** start Information provided **

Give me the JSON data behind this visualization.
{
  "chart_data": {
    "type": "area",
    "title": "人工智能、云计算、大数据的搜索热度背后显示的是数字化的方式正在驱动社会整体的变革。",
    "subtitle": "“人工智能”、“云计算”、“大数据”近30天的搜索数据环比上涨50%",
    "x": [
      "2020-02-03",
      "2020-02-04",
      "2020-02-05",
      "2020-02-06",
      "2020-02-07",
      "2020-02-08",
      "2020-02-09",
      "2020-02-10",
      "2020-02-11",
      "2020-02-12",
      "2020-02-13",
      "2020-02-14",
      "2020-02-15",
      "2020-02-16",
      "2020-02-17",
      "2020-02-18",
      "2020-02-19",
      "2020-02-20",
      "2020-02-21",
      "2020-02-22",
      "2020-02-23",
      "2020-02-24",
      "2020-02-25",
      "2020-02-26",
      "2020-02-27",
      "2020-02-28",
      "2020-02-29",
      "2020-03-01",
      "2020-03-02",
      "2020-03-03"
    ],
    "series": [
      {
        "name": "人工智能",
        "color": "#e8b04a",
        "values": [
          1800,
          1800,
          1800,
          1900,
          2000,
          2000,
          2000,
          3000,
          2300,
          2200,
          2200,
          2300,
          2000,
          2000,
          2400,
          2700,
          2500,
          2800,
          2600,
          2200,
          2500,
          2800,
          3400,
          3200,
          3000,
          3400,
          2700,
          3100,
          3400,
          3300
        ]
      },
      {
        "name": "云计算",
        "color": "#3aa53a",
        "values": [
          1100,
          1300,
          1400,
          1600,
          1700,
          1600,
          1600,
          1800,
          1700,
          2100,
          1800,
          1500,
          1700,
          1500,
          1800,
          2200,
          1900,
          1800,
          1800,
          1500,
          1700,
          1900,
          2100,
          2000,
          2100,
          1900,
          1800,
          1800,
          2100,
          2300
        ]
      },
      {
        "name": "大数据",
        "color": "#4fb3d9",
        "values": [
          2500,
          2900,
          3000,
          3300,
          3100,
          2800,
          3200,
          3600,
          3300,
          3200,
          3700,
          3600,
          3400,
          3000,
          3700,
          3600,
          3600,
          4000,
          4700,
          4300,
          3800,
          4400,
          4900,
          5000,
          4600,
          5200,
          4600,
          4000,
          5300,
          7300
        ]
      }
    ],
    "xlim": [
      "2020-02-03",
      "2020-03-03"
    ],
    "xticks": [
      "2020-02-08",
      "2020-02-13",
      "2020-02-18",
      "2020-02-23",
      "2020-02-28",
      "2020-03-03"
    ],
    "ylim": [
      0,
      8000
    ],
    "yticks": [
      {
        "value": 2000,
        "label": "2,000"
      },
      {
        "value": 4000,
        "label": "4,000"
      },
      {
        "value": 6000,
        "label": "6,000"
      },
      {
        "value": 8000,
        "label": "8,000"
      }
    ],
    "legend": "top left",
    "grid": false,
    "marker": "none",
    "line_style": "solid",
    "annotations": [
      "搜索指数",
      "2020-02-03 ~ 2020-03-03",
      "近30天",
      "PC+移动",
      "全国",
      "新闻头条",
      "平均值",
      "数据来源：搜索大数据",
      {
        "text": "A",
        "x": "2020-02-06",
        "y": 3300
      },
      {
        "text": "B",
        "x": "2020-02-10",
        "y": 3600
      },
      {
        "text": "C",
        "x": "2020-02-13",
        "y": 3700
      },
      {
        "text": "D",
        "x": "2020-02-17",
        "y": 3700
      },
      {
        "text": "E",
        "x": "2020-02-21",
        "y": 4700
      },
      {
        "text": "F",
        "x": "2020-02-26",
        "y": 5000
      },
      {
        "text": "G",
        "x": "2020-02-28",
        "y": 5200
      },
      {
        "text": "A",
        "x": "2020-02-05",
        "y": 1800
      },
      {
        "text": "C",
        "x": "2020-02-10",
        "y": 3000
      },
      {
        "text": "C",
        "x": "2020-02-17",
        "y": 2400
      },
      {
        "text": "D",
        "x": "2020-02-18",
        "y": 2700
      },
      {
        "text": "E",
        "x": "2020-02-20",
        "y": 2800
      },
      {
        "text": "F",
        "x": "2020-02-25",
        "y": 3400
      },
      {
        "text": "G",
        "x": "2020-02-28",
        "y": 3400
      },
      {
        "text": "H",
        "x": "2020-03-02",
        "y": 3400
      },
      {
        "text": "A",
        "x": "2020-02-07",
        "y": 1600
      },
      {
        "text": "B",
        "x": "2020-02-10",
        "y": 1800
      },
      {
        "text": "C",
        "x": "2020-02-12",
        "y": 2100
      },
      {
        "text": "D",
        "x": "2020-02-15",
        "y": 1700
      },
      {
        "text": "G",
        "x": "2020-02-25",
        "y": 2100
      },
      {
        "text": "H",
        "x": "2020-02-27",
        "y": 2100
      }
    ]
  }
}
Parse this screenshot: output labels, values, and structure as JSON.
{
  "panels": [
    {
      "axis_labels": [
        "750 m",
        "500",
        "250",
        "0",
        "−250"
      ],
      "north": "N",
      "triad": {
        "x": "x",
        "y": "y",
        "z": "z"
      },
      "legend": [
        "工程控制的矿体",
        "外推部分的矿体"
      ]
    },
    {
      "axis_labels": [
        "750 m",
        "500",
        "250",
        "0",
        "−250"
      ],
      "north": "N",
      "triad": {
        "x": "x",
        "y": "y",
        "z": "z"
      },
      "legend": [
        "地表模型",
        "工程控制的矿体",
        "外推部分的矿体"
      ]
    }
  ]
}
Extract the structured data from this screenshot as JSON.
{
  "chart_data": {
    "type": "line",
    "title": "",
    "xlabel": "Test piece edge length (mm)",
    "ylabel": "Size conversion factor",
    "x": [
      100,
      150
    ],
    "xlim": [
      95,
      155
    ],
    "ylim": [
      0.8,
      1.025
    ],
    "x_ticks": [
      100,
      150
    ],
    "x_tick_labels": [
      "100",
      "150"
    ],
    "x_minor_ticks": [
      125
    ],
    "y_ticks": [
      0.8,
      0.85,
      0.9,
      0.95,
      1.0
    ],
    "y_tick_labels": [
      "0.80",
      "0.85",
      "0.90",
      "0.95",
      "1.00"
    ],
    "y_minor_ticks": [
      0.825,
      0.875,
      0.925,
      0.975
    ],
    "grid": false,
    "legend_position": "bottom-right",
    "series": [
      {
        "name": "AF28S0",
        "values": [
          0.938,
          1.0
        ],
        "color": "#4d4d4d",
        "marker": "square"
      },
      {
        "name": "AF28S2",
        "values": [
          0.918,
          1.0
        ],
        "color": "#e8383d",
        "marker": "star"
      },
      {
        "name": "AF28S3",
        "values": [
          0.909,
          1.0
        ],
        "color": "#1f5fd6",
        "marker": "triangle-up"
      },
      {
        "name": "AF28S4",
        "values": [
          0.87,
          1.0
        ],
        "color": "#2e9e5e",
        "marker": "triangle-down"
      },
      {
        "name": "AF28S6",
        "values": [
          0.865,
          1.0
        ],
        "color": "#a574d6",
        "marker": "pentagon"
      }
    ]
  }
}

** end Information provided **

**Given task**: Give back the whole listing, word for word.

**Result of the task**:
Give me the JSON data behind this visualization.
{
  "chart_data": {
    "type": "area",
    "title": "人工智能、云计算、大数据的搜索热度背后显示的是数字化的方式正在驱动社会整体的变革。",
    "subtitle": "“人工智能”、“云计算”、“大数据”近30天的搜索数据环比上涨50%",
    "x": [
      "2020-02-03",
      "2020-02-04",
      "2020-02-05",
      "2020-02-06",
      "2020-02-07",
      "2020-02-08",
      "2020-02-09",
      "2020-02-10",
      "2020-02-11",
      "2020-02-12",
      "2020-02-13",
      "2020-02-14",
      "2020-02-15",
      "2020-02-16",
      "2020-02-17",
      "2020-02-18",
      "2020-02-19",
      "2020-02-20",
      "2020-02-21",
      "2020-02-22",
      "2020-02-23",
      "2020-02-24",
      "2020-02-25",
      "2020-02-26",
      "2020-02-27",
      "2020-02-28",
      "2020-02-29",
      "2020-03-01",
      "2020-03-02",
      "2020-03-03"
    ],
    "series": [
      {
        "name": "人工智能",
        "color": "#e8b04a",
        "values": [
          1800,
          1800,
          1800,
          1900,
          2000,
          2000,
          2000,
          3000,
          2300,
          2200,
          2200,
          2300,
          2000,
          2000,
          2400,
          2700,
          2500,
          2800,
          2600,
          2200,
          2500,
          2800,
          3400,
          3200,
          3000,
          3400,
          2700,
          3100,
          3400,
          3300
        ]
      },
      {
        "name": "云计算",
        "color": "#3aa53a",
        "values": [
          1100,
          1300,
          1400,
          1600,
          1700,
          1600,
          1600,
          1800,
          1700,
          2100,
          1800,
          1500,
          1700,
          1500,
          1800,
          2200,
          1900,
          1800,
          1800,
          1500,
          1700,
          1900,
          2100,
          2000,
          2100,
          1900,
          1800,
          1800,
          2100,
          2300
        ]
      },
      {
        "name": "大数据",
        "color": "#4fb3d9",
        "values": [
          2500,
          2900,
          3000,
          3300,
          3100,
          2800,
          3200,
          3600,
          3300,
          3200,
          3700,
          3600,
          3400,
          3000,
          3700,
          3600,
          3600,
          4000,
          4700,
          4300,
          3800,
          4400,
          4900,
          5000,
          4600,
          5200,
          4600,
          4000,
          5300,
          7300
        ]
      }
    ],
    "xlim": [
      "2020-02-03",
      "2020-03-03"
    ],
    "xticks": [
      "2020-02-08",
      "2020-02-13",
      "2020-02-18",
      "2020-02-23",
      "2020-02-28",
      "2020-03-03"
    ],
    "ylim": [
      0,
      8000
    ],
    "yticks": [
      {
        "value": 2000,
        "label": "2,000"
      },
      {
        "value": 4000,
        "label": "4,000"
      },
      {
        "value": 6000,
        "label": "6,000"
      },
      {
        "value": 8000,
        "label": "8,000"
      }
    ],
    "legend": "top left",
    "grid": false,
    "marker": "none",
    "line_style": "solid",
    "annotations": [
      "搜索指数",
      "2020-02-03 ~ 2020-03-03",
      "近30天",
      "PC+移动",
      "全国",
      "新闻头条",
      "平均值",
      "数据来源：搜索大数据",
      {
        "text": "A",
        "x": "2020-02-06",
        "y": 3300
      },
      {
        "text": "B",
        "x": "2020-02-10",
        "y": 3600
      },
      {
        "text": "C",
        "x": "2020-02-13",
        "y": 3700
      },
      {
        "text": "D",
        "x": "2020-02-17",
        "y": 3700
      },
      {
        "text": "E",
        "x": "2020-02-21",
        "y": 4700
      },
      {
        "text": "F",
        "x": "2020-02-26",
        "y": 5000
      },
      {
        "text": "G",
        "x": "2020-02-28",
        "y": 5200
      },
      {
        "text": "A",
        "x": "2020-02-05",
        "y": 1800
      },
      {
        "text": "C",
        "x": "2020-02-10",
        "y": 3000
      },
      {
        "text": "C",
        "x": "2020-02-17",
        "y": 2400
      },
      {
        "text": "D",
        "x": "2020-02-18",
        "y": 2700
      },
      {
        "text": "E",
        "x": "2020-02-20",
        "y": 2800
      },
      {
        "text": "F",
        "x": "2020-02-25",
        "y": 3400
      },
      {
        "text": "G",
        "x": "2020-02-28",
        "y": 3400
      },
      {
        "text": "H",
        "x": "2020-03-02",
        "y": 3400
      },
      {
        "text": "A",
        "x": "2020-02-07",
        "y": 1600
      },
      {
        "text": "B",
        "x": "2020-02-10",
        "y": 1800
      },
      {
        "text": "C",
        "x": "2020-02-12",
        "y": 2100
      },
      {
        "text": "D",
        "x": "2020-02-15",
        "y": 1700
      },
      {
        "text": "G",
        "x": "2020-02-25",
        "y": 2100
      },
      {
        "text": "H",
        "x": "2020-02-27",
        "y": 2100
      }
    ]
  }
}
Parse this screenshot: output labels, values, and structure as JSON.
{
  "panels": [
    {
      "axis_labels": [
        "750 m",
        "500",
        "250",
        "0",
        "−250"
      ],
      "north": "N",
      "triad": {
        "x": "x",
        "y": "y",
        "z": "z"
      },
      "legend": [
        "工程控制的矿体",
        "外推部分的矿体"
      ]
    },
    {
      "axis_labels": [
        "750 m",
        "500",
        "250",
        "0",
        "−250"
      ],
      "north": "N",
      "triad": {
        "x": "x",
        "y": "y",
        "z": "z"
      },
      "legend": [
        "地表模型",
        "工程控制的矿体",
        "外推部分的矿体"
      ]
    }
  ]
}
Extract the structured data from this screenshot as JSON.
{
  "chart_data": {
    "type": "line",
    "title": "",
    "xlabel": "Test piece edge length (mm)",
    "ylabel": "Size conversion factor",
    "x": [
      100,
      150
    ],
    "xlim": [
      95,
      155
    ],
    "ylim": [
      0.8,
      1.025
    ],
    "x_ticks": [
      100,
      150
    ],
    "x_tick_labels": [
      "100",
      "150"
    ],
    "x_minor_ticks": [
      125
    ],
    "y_ticks": [
      0.8,
      0.85,
      0.9,
      0.95,
      1.0
    ],
    "y_tick_labels": [
      "0.80",
      "0.85",
      "0.90",
      "0.95",
      "1.00"
    ],
    "y_minor_ticks": [
      0.825,
      0.875,
      0.925,
      0.975
    ],
    "grid": false,
    "legend_position": "bottom-right",
    "series": [
      {
        "name": "AF28S0",
        "values": [
          0.938,
          1.0
        ],
        "color": "#4d4d4d",
        "marker": "square"
      },
      {
        "name": "AF28S2",
        "values": [
          0.918,
          1.0
        ],
        "color": "#e8383d",
        "marker": "star"
      },
      {
        "name": "AF28S3",
        "values": [
          0.909,
          1.0
        ],
        "color": "#1f5fd6",
        "marker": "triangle-up"
      },
      {
        "name": "AF28S4",
        "values": [
          0.87,
          1.0
        ],
        "color": "#2e9e5e",
        "marker": "triangle-down"
      },
      {
        "name": "AF28S6",
        "values": [
          0.865,
          1.0
        ],
        "color": "#a574d6",
        "marker": "pentagon"
      }
    ]
  }
}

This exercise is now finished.